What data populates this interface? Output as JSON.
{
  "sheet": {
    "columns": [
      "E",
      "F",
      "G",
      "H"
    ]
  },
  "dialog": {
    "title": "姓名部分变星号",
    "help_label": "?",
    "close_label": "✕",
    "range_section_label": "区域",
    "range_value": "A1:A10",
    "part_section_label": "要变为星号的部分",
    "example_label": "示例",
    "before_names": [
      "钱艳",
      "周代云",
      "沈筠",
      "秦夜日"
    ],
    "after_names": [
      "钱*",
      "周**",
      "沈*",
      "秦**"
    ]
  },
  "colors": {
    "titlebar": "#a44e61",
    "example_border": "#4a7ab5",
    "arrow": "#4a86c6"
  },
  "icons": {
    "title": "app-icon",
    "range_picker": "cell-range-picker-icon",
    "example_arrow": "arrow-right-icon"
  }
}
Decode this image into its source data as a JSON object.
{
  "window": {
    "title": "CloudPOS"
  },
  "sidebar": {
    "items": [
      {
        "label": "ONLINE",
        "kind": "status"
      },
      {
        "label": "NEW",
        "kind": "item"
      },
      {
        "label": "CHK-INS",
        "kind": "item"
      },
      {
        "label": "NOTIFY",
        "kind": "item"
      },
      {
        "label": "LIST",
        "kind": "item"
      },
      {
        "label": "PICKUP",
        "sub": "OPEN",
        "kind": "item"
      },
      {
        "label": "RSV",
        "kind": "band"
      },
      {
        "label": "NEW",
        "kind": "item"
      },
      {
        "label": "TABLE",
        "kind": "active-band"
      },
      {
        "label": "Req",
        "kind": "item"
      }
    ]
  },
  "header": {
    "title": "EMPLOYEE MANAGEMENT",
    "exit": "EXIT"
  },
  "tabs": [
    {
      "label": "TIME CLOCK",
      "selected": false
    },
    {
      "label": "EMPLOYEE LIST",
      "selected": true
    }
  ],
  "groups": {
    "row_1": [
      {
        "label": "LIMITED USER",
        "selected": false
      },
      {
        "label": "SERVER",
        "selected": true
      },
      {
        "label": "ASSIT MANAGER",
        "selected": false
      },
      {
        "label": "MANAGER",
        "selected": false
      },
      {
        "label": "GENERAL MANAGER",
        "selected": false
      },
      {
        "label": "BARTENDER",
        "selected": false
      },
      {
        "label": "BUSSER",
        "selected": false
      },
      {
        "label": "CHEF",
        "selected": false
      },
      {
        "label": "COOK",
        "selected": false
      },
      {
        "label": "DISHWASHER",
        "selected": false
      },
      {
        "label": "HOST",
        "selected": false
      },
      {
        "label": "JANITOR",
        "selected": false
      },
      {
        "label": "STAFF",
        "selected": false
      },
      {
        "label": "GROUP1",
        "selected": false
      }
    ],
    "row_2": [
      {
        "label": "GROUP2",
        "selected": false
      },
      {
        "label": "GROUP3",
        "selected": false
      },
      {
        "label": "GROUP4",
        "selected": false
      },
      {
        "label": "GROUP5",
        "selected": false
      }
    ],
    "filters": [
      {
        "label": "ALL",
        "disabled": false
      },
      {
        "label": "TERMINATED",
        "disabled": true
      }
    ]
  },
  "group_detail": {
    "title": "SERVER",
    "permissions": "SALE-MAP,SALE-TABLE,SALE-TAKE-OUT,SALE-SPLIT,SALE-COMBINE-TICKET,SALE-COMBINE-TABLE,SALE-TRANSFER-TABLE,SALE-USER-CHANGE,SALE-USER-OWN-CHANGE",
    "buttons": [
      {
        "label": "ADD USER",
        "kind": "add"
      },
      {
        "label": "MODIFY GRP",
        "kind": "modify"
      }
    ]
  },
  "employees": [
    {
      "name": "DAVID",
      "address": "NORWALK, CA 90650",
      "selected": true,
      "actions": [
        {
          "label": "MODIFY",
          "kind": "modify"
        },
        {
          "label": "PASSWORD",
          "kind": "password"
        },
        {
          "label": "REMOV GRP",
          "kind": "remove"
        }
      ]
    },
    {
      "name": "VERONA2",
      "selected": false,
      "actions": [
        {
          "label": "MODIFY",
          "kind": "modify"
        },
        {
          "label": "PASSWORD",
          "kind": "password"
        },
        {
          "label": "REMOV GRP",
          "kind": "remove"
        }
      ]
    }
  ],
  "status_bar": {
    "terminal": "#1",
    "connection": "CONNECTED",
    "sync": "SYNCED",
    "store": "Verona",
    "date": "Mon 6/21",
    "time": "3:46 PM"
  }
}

* * *

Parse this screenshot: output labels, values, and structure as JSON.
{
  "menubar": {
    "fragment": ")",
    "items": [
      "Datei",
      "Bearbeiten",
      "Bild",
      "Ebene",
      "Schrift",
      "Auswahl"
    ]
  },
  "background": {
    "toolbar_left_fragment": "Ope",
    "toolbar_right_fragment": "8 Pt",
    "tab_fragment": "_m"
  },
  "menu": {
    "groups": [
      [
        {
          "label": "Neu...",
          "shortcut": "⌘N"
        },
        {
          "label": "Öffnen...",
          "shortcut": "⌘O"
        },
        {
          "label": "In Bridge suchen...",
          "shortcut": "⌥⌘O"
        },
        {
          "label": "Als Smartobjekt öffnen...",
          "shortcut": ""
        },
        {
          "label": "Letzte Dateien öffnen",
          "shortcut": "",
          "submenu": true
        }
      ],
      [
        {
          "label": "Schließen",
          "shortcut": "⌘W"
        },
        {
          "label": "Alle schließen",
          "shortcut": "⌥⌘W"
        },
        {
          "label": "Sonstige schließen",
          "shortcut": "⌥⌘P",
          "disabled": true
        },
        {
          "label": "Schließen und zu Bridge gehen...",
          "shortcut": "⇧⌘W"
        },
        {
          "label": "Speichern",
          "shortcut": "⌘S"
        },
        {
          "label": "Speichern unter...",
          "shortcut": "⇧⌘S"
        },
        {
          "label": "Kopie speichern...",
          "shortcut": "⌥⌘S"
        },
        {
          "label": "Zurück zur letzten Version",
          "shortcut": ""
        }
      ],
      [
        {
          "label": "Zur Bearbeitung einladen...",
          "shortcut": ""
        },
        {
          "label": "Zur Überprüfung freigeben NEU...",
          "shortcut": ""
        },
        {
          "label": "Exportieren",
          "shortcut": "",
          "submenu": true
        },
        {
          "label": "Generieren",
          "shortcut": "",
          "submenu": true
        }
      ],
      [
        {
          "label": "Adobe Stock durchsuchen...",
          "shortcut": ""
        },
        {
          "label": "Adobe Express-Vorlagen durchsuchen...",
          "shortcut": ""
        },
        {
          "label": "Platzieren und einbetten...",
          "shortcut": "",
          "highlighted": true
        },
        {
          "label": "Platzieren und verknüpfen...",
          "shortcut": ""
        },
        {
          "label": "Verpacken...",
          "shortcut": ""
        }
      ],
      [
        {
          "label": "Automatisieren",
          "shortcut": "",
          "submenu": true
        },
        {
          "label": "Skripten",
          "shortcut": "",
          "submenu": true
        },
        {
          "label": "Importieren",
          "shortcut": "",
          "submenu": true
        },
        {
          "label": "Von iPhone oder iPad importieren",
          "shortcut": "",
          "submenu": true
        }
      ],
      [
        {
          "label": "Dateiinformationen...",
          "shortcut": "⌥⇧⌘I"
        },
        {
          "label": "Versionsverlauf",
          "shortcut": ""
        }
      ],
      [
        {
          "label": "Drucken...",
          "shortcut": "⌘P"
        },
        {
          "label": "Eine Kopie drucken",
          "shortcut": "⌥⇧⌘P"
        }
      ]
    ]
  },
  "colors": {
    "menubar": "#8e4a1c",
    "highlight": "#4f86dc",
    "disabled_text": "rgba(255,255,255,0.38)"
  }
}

TO DO:
Determine how many lines in the listing above hold the string "Adobe", then write only the number.

EXERCISE OUTPUT:
2